Reproduce the full listing below unchanged, apart from the pictures.

__________

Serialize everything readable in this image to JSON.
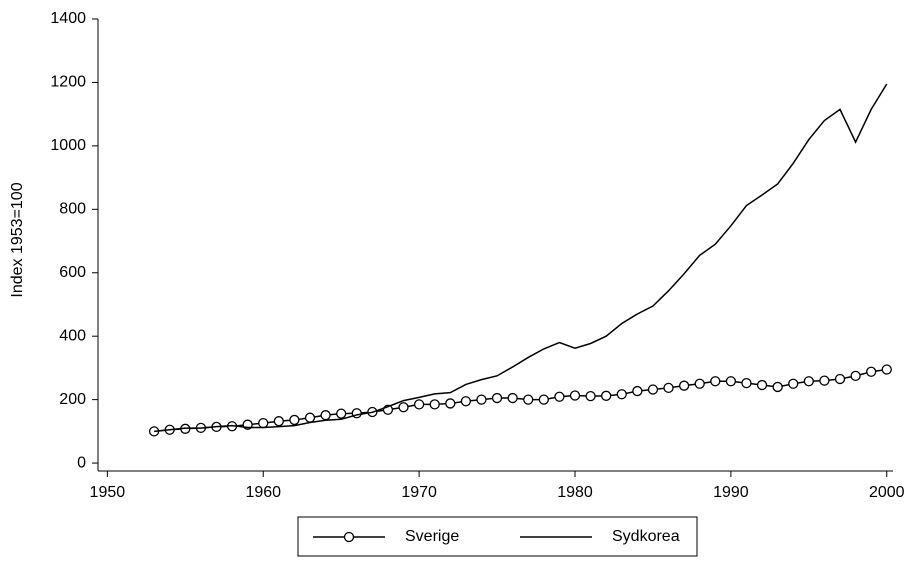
{
  "chart_data": {
    "type": "line",
    "y_label": "Index 1953=100",
    "x": [
      1953,
      1954,
      1955,
      1956,
      1957,
      1958,
      1959,
      1960,
      1961,
      1962,
      1963,
      1964,
      1965,
      1966,
      1967,
      1968,
      1969,
      1970,
      1971,
      1972,
      1973,
      1974,
      1975,
      1976,
      1977,
      1978,
      1979,
      1980,
      1981,
      1982,
      1983,
      1984,
      1985,
      1986,
      1987,
      1988,
      1989,
      1990,
      1991,
      1992,
      1993,
      1994,
      1995,
      1996,
      1997,
      1998,
      1999,
      2000
    ],
    "series": [
      {
        "name": "Sverige",
        "color": "#000000",
        "marker": "circle",
        "values": [
          100,
          105,
          108,
          111,
          114,
          116,
          121,
          126,
          132,
          136,
          143,
          151,
          156,
          157,
          161,
          168,
          176,
          185,
          185,
          188,
          195,
          200,
          205,
          205,
          200,
          200,
          209,
          213,
          211,
          212,
          217,
          227,
          232,
          237,
          244,
          250,
          258,
          258,
          252,
          246,
          240,
          250,
          258,
          260,
          265,
          275,
          288,
          295
        ]
      },
      {
        "name": "Sydkorea",
        "color": "#000000",
        "marker": "none",
        "values": [
          100,
          105,
          110,
          110,
          115,
          118,
          112,
          112,
          115,
          118,
          128,
          135,
          138,
          152,
          160,
          178,
          197,
          207,
          218,
          222,
          248,
          263,
          275,
          303,
          333,
          360,
          380,
          362,
          377,
          400,
          440,
          470,
          495,
          543,
          597,
          655,
          690,
          748,
          812,
          845,
          880,
          945,
          1020,
          1080,
          1115,
          1012,
          1115,
          1195
        ]
      }
    ],
    "xlim": [
      1949.4,
      2000.4
    ],
    "xticks": [
      1950,
      1960,
      1970,
      1980,
      1990,
      2000
    ],
    "ylim": [
      -25,
      1400
    ],
    "yticks": [
      0,
      200,
      400,
      600,
      800,
      1000,
      1200,
      1400
    ],
    "grid": false,
    "legend": "bottom"
  }
}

__________

* _EXPECTED ANSWER_
Serialize everything readable in this image to JSON.
{
  "chart_data": {
    "type": "line",
    "y_label": "Index 1953=100",
    "x": [
      1953,
      1954,
      1955,
      1956,
      1957,
      1958,
      1959,
      1960,
      1961,
      1962,
      1963,
      1964,
      1965,
      1966,
      1967,
      1968,
      1969,
      1970,
      1971,
      1972,
      1973,
      1974,
      1975,
      1976,
      1977,
      1978,
      1979,
      1980,
      1981,
      1982,
      1983,
      1984,
      1985,
      1986,
      1987,
      1988,
      1989,
      1990,
      1991,
      1992,
      1993,
      1994,
      1995,
      1996,
      1997,
      1998,
      1999,
      2000
    ],
    "series": [
      {
        "name": "Sverige",
        "color": "#000000",
        "marker": "circle",
        "values": [
          100,
          105,
          108,
          111,
          114,
          116,
          121,
          126,
          132,
          136,
          143,
          151,
          156,
          157,
          161,
          168,
          176,
          185,
          185,
          188,
          195,
          200,
          205,
          205,
          200,
          200,
          209,
          213,
          211,
          212,
          217,
          227,
          232,
          237,
          244,
          250,
          258,
          258,
          252,
          246,
          240,
          250,
          258,
          260,
          265,
          275,
          288,
          295
        ]
      },
      {
        "name": "Sydkorea",
        "color": "#000000",
        "marker": "none",
        "values": [
          100,
          105,
          110,
          110,
          115,
          118,
          112,
          112,
          115,
          118,
          128,
          135,
          138,
          152,
          160,
          178,
          197,
          207,
          218,
          222,
          248,
          263,
          275,
          303,
          333,
          360,
          380,
          362,
          377,
          400,
          440,
          470,
          495,
          543,
          597,
          655,
          690,
          748,
          812,
          845,
          880,
          945,
          1020,
          1080,
          1115,
          1012,
          1115,
          1195
        ]
      }
    ],
    "xlim": [
      1949.4,
      2000.4
    ],
    "xticks": [
      1950,
      1960,
      1970,
      1980,
      1990,
      2000
    ],
    "ylim": [
      -25,
      1400
    ],
    "yticks": [
      0,
      200,
      400,
      600,
      800,
      1000,
      1200,
      1400
    ],
    "grid": false,
    "legend": "bottom"
  }
}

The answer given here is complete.